=== DATA EXCERPTS ===
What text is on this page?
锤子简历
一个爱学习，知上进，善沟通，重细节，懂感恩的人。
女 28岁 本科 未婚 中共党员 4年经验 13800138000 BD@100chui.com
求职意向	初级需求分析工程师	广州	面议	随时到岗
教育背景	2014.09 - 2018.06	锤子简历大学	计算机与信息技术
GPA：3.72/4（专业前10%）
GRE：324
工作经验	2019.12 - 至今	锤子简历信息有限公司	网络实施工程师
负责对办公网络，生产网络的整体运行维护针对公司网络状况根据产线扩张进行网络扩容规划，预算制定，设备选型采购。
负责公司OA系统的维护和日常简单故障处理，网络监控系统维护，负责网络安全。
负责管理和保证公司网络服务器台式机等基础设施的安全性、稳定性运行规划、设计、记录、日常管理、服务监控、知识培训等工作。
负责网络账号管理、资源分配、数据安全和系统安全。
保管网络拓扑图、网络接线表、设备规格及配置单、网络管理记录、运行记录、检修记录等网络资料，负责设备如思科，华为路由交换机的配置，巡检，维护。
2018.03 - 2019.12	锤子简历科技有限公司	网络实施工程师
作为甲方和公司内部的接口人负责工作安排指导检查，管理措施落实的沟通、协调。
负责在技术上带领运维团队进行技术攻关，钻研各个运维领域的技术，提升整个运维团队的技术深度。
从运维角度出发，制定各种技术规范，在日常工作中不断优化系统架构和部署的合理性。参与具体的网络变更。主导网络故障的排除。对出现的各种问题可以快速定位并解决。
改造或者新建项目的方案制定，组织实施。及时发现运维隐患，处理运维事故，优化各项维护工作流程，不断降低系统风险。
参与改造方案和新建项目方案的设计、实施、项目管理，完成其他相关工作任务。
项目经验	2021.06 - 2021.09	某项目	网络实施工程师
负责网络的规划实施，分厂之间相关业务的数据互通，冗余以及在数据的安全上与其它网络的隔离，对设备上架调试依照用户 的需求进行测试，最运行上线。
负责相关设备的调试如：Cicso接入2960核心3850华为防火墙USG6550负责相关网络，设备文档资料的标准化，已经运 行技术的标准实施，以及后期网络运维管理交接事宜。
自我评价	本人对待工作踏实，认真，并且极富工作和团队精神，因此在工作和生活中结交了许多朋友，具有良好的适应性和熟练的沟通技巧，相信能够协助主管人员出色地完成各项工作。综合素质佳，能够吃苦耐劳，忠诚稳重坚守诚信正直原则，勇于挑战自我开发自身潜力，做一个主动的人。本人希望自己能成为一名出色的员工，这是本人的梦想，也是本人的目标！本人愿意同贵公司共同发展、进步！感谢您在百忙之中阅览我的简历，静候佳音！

=== AIM ===
Transcribe all the entries, keeping each one exactly as it is.

=== ANSWER TO THIS TASK ===
What text is on this page?
锤子简历
一个爱学习，知上进，善沟通，重细节，懂感恩的人。
女 28岁 本科 未婚 中共党员 4年经验 13800138000 BD@100chui.com
求职意向	初级需求分析工程师	广州	面议	随时到岗
教育背景	2014.09 - 2018.06	锤子简历大学	计算机与信息技术
GPA：3.72/4（专业前10%）
GRE：324
工作经验	2019.12 - 至今	锤子简历信息有限公司	网络实施工程师
负责对办公网络，生产网络的整体运行维护针对公司网络状况根据产线扩张进行网络扩容规划，预算制定，设备选型采购。
负责公司OA系统的维护和日常简单故障处理，网络监控系统维护，负责网络安全。
负责管理和保证公司网络服务器台式机等基础设施的安全性、稳定性运行规划、设计、记录、日常管理、服务监控、知识培训等工作。
负责网络账号管理、资源分配、数据安全和系统安全。
保管网络拓扑图、网络接线表、设备规格及配置单、网络管理记录、运行记录、检修记录等网络资料，负责设备如思科，华为路由交换机的配置，巡检，维护。
2018.03 - 2019.12	锤子简历科技有限公司	网络实施工程师
作为甲方和公司内部的接口人负责工作安排指导检查，管理措施落实的沟通、协调。
负责在技术上带领运维团队进行技术攻关，钻研各个运维领域的技术，提升整个运维团队的技术深度。
从运维角度出发，制定各种技术规范，在日常工作中不断优化系统架构和部署的合理性。参与具体的网络变更。主导网络故障的排除。对出现的各种问题可以快速定位并解决。
改造或者新建项目的方案制定，组织实施。及时发现运维隐患，处理运维事故，优化各项维护工作流程，不断降低系统风险。
参与改造方案和新建项目方案的设计、实施、项目管理，完成其他相关工作任务。
项目经验	2021.06 - 2021.09	某项目	网络实施工程师
负责网络的规划实施，分厂之间相关业务的数据互通，冗余以及在数据的安全上与其它网络的隔离，对设备上架调试依照用户 的需求进行测试，最运行上线。
负责相关设备的调试如：Cicso接入2960核心3850华为防火墙USG6550负责相关网络，设备文档资料的标准化，已经运 行技术的标准实施，以及后期网络运维管理交接事宜。
自我评价	本人对待工作踏实，认真，并且极富工作和团队精神，因此在工作和生活中结交了许多朋友，具有良好的适应性和熟练的沟通技巧，相信能够协助主管人员出色地完成各项工作。综合素质佳，能够吃苦耐劳，忠诚稳重坚守诚信正直原则，勇于挑战自我开发自身潜力，做一个主动的人。本人希望自己能成为一名出色的员工，这是本人的梦想，也是本人的目标！本人愿意同贵公司共同发展、进步！感谢您在百忙之中阅览我的简历，静候佳音！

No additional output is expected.